──────── Record extracts
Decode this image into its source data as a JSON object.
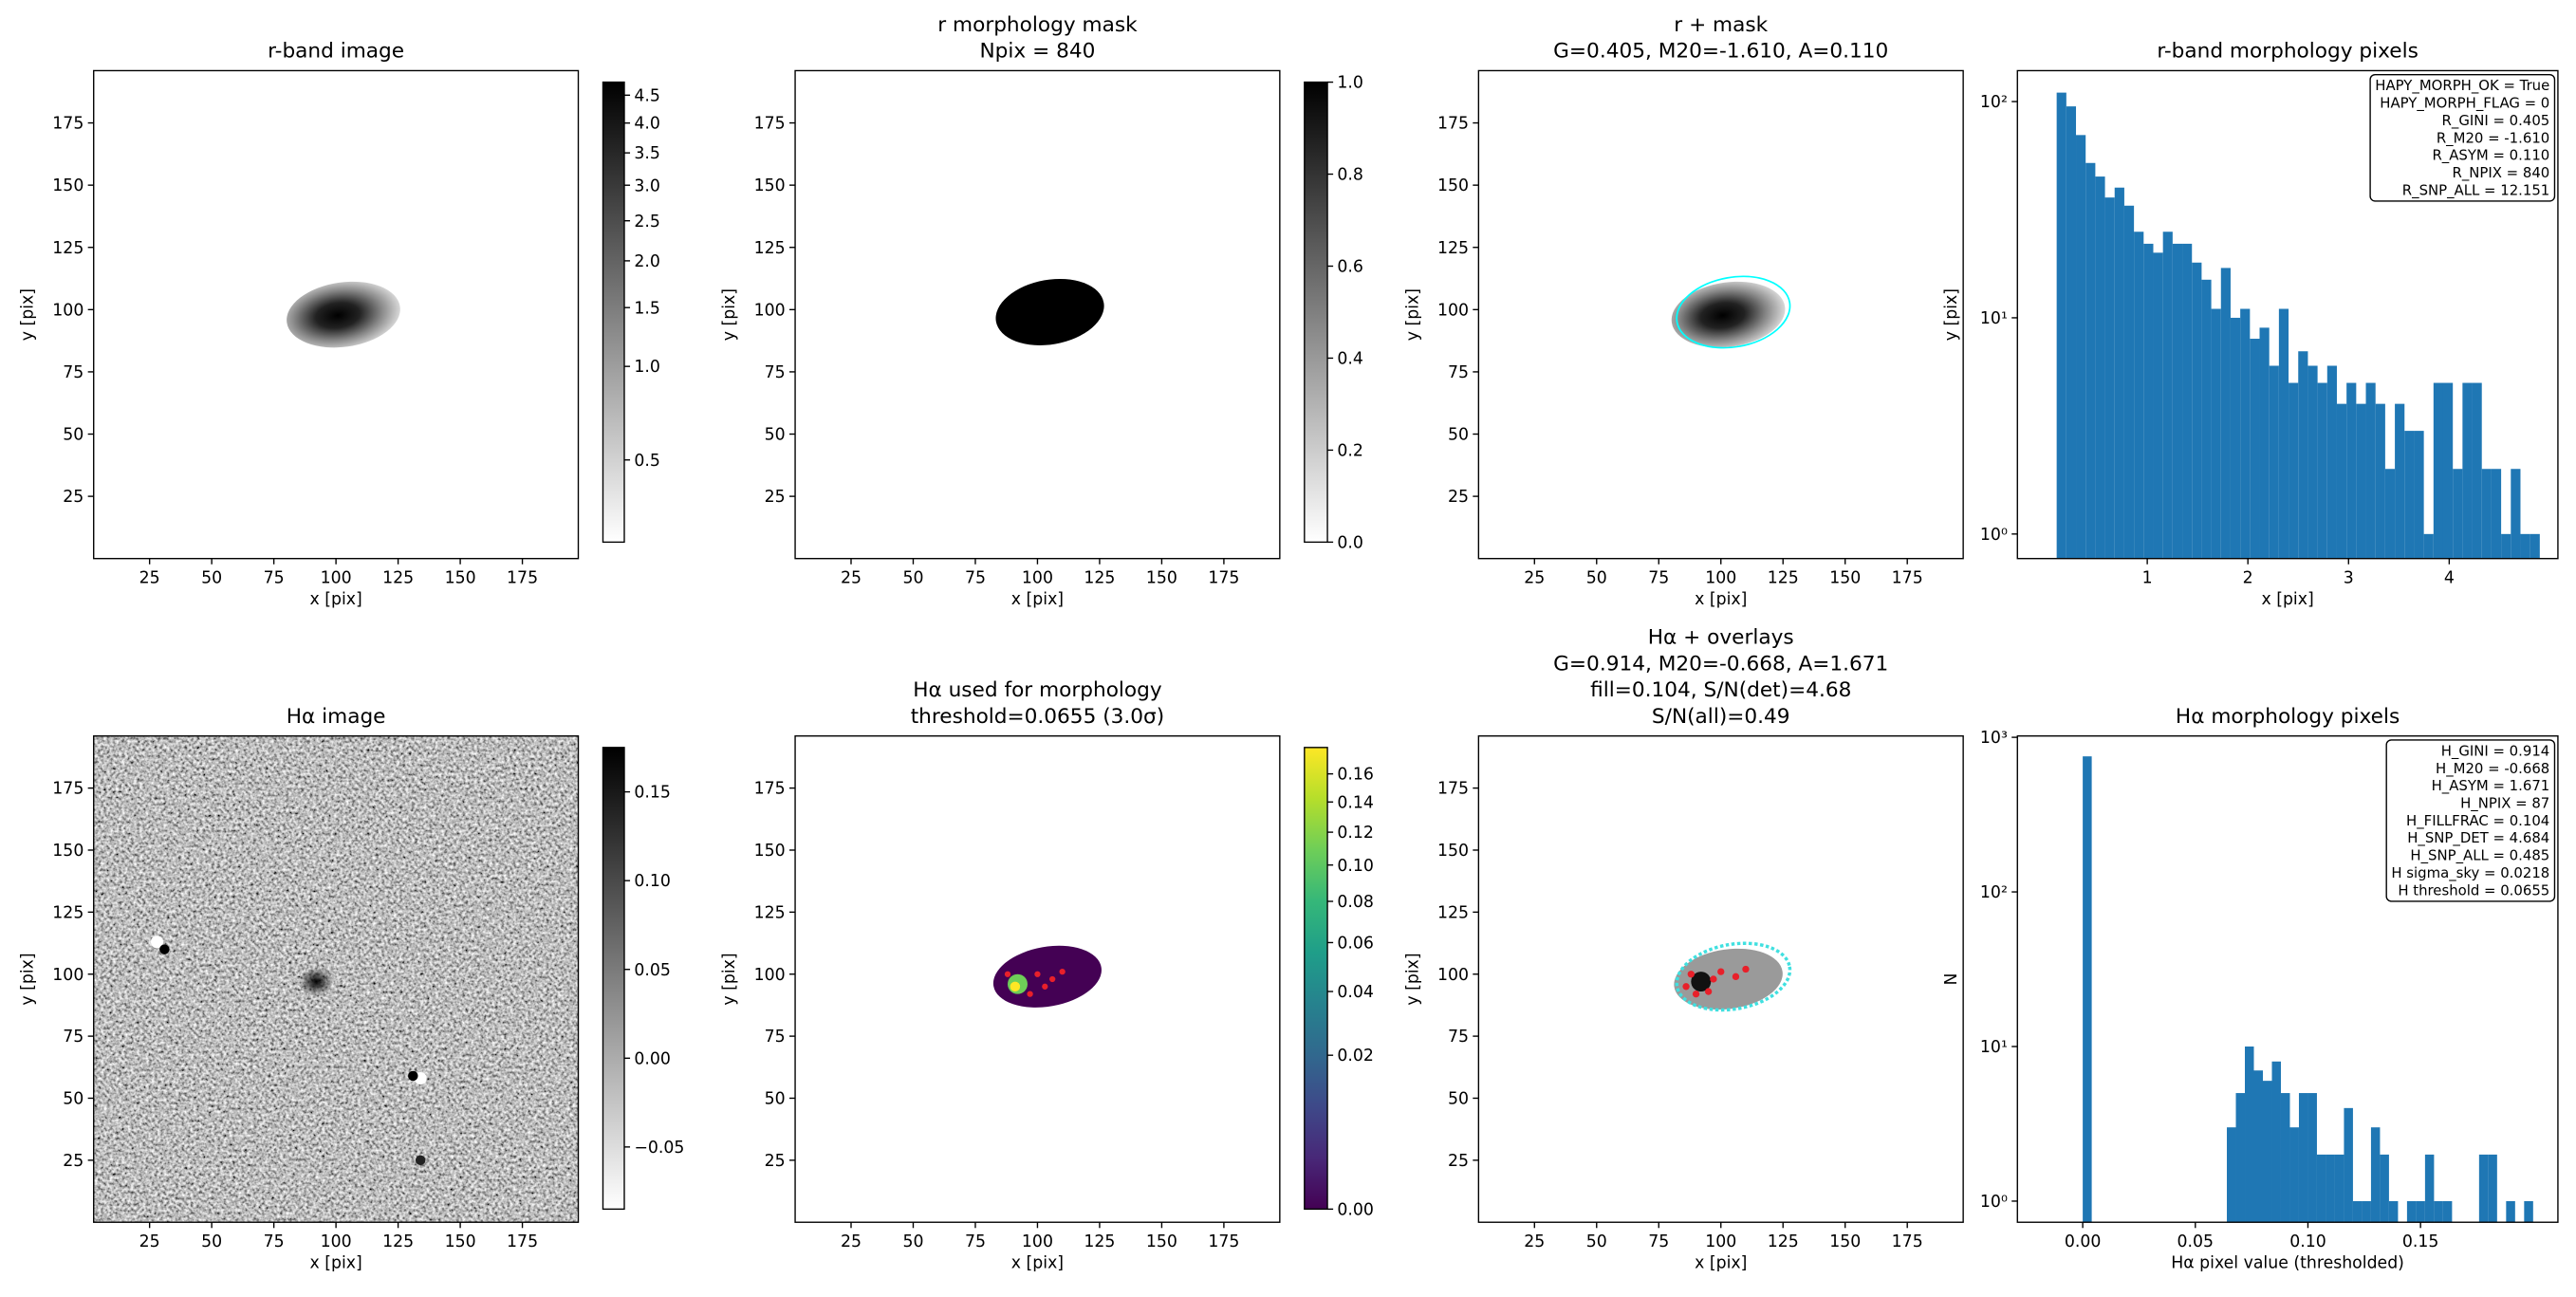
{
  "chart_data": [
    {
      "type": "image",
      "title": "r-band image",
      "xlabel": "x [pix]",
      "ylabel": "y [pix]",
      "xlim": [
        2.5,
        197.5
      ],
      "ylim": [
        0,
        196
      ],
      "xticks": [
        25,
        50,
        75,
        100,
        125,
        150,
        175
      ],
      "yticks": [
        25,
        50,
        75,
        100,
        125,
        150,
        175
      ],
      "colorbar": {
        "cmap": "gray_r",
        "cscale": "sqrt",
        "clim": [
          0.36,
          4.745
        ],
        "cticks": [
          0.5,
          {
            "value": 1,
            "label": "1.0"
          },
          1.5,
          {
            "value": 2,
            "label": "2.0"
          },
          2.5,
          {
            "value": 3,
            "label": "3.0"
          },
          3.5,
          {
            "value": 4,
            "label": "4.0"
          },
          4.5
        ]
      }
    },
    {
      "type": "image",
      "title": "r morphology mask",
      "subtitle": [
        "Npix = 840"
      ],
      "xlabel": "x [pix]",
      "ylabel": "y [pix]",
      "xlim": [
        2.5,
        197.5
      ],
      "ylim": [
        0,
        196
      ],
      "xticks": [
        25,
        50,
        75,
        100,
        125,
        150,
        175
      ],
      "yticks": [
        25,
        50,
        75,
        100,
        125,
        150,
        175
      ],
      "colorbar": {
        "cmap": "gray_r",
        "cscale": "linear",
        "clim": [
          0,
          1
        ],
        "cticks": [
          {
            "value": 0,
            "label": "0.0"
          },
          0.2,
          0.4,
          0.6,
          0.8,
          {
            "value": 1,
            "label": "1.0"
          }
        ]
      }
    },
    {
      "type": "image",
      "title": "r + mask",
      "subtitle": [
        "G=0.405, M20=-1.610, A=0.110"
      ],
      "xlabel": "x [pix]",
      "ylabel": "y [pix]",
      "xlim": [
        2.5,
        197.5
      ],
      "ylim": [
        0,
        196
      ],
      "xticks": [
        25,
        50,
        75,
        100,
        125,
        150,
        175
      ],
      "yticks": [
        25,
        50,
        75,
        100,
        125,
        150,
        175
      ]
    },
    {
      "type": "histogram",
      "title": "r-band morphology pixels",
      "xlabel": "x [pix]",
      "ylabel": "y [pix]",
      "color": "#1f77b4",
      "yscale": "log",
      "xlim": [
        -0.29,
        5.08
      ],
      "ylim": [
        0.77,
        139
      ],
      "xticks": [
        1,
        2,
        3,
        4
      ],
      "yticks": [
        {
          "value": 1,
          "label": "10⁰"
        },
        {
          "value": 10,
          "label": "10¹"
        },
        {
          "value": 100,
          "label": "10²"
        }
      ],
      "bins": [
        0.1,
        0.196,
        0.292,
        0.388,
        0.484,
        0.58,
        0.676,
        0.772,
        0.868,
        0.964,
        1.06,
        1.156,
        1.252,
        1.348,
        1.444,
        1.54,
        1.636,
        1.732,
        1.828,
        1.924,
        2.02,
        2.116,
        2.212,
        2.308,
        2.404,
        2.5,
        2.596,
        2.692,
        2.788,
        2.884,
        2.98,
        3.076,
        3.172,
        3.268,
        3.364,
        3.46,
        3.556,
        3.652,
        3.748,
        3.844,
        3.94,
        4.036,
        4.132,
        4.228,
        4.324,
        4.42,
        4.516,
        4.612,
        4.708,
        4.804,
        4.9
      ],
      "counts": [
        110,
        95,
        70,
        52,
        45,
        36,
        40,
        33,
        25,
        22,
        20,
        25,
        22,
        22,
        18,
        15,
        11,
        17,
        10,
        11,
        8,
        9,
        6,
        11,
        5,
        7,
        6,
        5,
        6,
        4,
        5,
        4,
        5,
        4,
        2,
        4,
        3,
        3,
        1,
        5,
        5,
        2,
        5,
        5,
        2,
        2,
        1,
        2,
        1,
        1
      ],
      "annotation": [
        "HAPY_MORPH_OK = True",
        "HAPY_MORPH_FLAG = 0",
        "R_GINI = 0.405",
        "R_M20 = -1.610",
        "R_ASYM = 0.110",
        "R_NPIX = 840",
        "R_SNP_ALL = 12.151"
      ]
    },
    {
      "type": "image",
      "title": "Hα image",
      "xlabel": "x [pix]",
      "ylabel": "y [pix]",
      "xlim": [
        2.5,
        197.5
      ],
      "ylim": [
        0,
        196
      ],
      "xticks": [
        25,
        50,
        75,
        100,
        125,
        150,
        175
      ],
      "yticks": [
        25,
        50,
        75,
        100,
        125,
        150,
        175
      ],
      "colorbar": {
        "cmap": "gray_r",
        "cscale": "linear",
        "clim": [
          -0.085,
          0.175
        ],
        "cticks": [
          {
            "value": -0.05,
            "label": "−0.05"
          },
          {
            "value": 0,
            "label": "0.00"
          },
          0.05,
          {
            "value": 0.1,
            "label": "0.10"
          },
          0.15
        ]
      }
    },
    {
      "type": "image",
      "title": "Hα used for morphology",
      "subtitle": [
        "threshold=0.0655 (3.0σ)"
      ],
      "xlabel": "x [pix]",
      "ylabel": "y [pix]",
      "xlim": [
        2.5,
        197.5
      ],
      "ylim": [
        0,
        196
      ],
      "xticks": [
        25,
        50,
        75,
        100,
        125,
        150,
        175
      ],
      "yticks": [
        25,
        50,
        75,
        100,
        125,
        150,
        175
      ],
      "colorbar": {
        "cmap": "viridis",
        "cscale": "sqrt",
        "clim": [
          0,
          0.18
        ],
        "cticks": [
          {
            "value": 0,
            "label": "0.00"
          },
          0.02,
          0.04,
          0.06,
          0.08,
          {
            "value": 0.1,
            "label": "0.10"
          },
          0.12,
          0.14,
          0.16
        ]
      }
    },
    {
      "type": "image",
      "title": "Hα + overlays",
      "subtitle": [
        "G=0.914, M20=-0.668, A=1.671",
        "fill=0.104, S/N(det)=4.68",
        "S/N(all)=0.49"
      ],
      "xlabel": "x [pix]",
      "ylabel": "y [pix]",
      "xlim": [
        2.5,
        197.5
      ],
      "ylim": [
        0,
        196
      ],
      "xticks": [
        25,
        50,
        75,
        100,
        125,
        150,
        175
      ],
      "yticks": [
        25,
        50,
        75,
        100,
        125,
        150,
        175
      ]
    },
    {
      "type": "histogram",
      "title": "Hα morphology pixels",
      "xlabel": "Hα pixel value (thresholded)",
      "ylabel": "N",
      "color": "#1f77b4",
      "yscale": "log",
      "xlim": [
        -0.029,
        0.211
      ],
      "ylim": [
        0.73,
        1020
      ],
      "xticks": [
        {
          "value": 0,
          "label": "0.00"
        },
        0.05,
        {
          "value": 0.1,
          "label": "0.10"
        },
        0.15
      ],
      "yticks": [
        {
          "value": 1,
          "label": "10⁰"
        },
        {
          "value": 10,
          "label": "10¹"
        },
        {
          "value": 100,
          "label": "10²"
        },
        {
          "value": 1000,
          "label": "10³"
        }
      ],
      "bins": [
        0,
        0.004,
        0.008,
        0.012,
        0.016,
        0.02,
        0.024,
        0.028,
        0.032,
        0.036,
        0.04,
        0.044,
        0.048,
        0.052,
        0.056,
        0.06,
        0.064,
        0.068,
        0.072,
        0.076,
        0.08,
        0.084,
        0.088,
        0.092,
        0.096,
        0.1,
        0.104,
        0.108,
        0.112,
        0.116,
        0.12,
        0.124,
        0.128,
        0.132,
        0.136,
        0.14,
        0.144,
        0.148,
        0.152,
        0.156,
        0.16,
        0.164,
        0.168,
        0.172,
        0.176,
        0.18,
        0.184,
        0.188,
        0.192,
        0.196,
        0.2
      ],
      "counts": [
        753,
        0,
        0,
        0,
        0,
        0,
        0,
        0,
        0,
        0,
        0,
        0,
        0,
        0,
        0,
        0,
        3,
        5,
        10,
        7,
        6,
        8,
        5,
        3,
        5,
        5,
        2,
        2,
        2,
        4,
        1,
        1,
        3,
        2,
        1,
        0,
        1,
        1,
        2,
        1,
        1,
        0,
        0,
        0,
        2,
        2,
        0,
        1,
        0,
        1
      ],
      "annotation": [
        "H_GINI = 0.914",
        "H_M20 = -0.668",
        "H_ASYM = 1.671",
        "H_NPIX = 87",
        "H_FILLFRAC = 0.104",
        "H_SNP_DET = 4.684",
        "H_SNP_ALL = 0.485",
        "H sigma_sky = 0.0218",
        "H threshold = 0.0655"
      ]
    }
  ]
}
────────────────
▸ **Problem**
State how many lines in the records above contain the word "pixels", and give only that number.

▸ **Problem solution**
2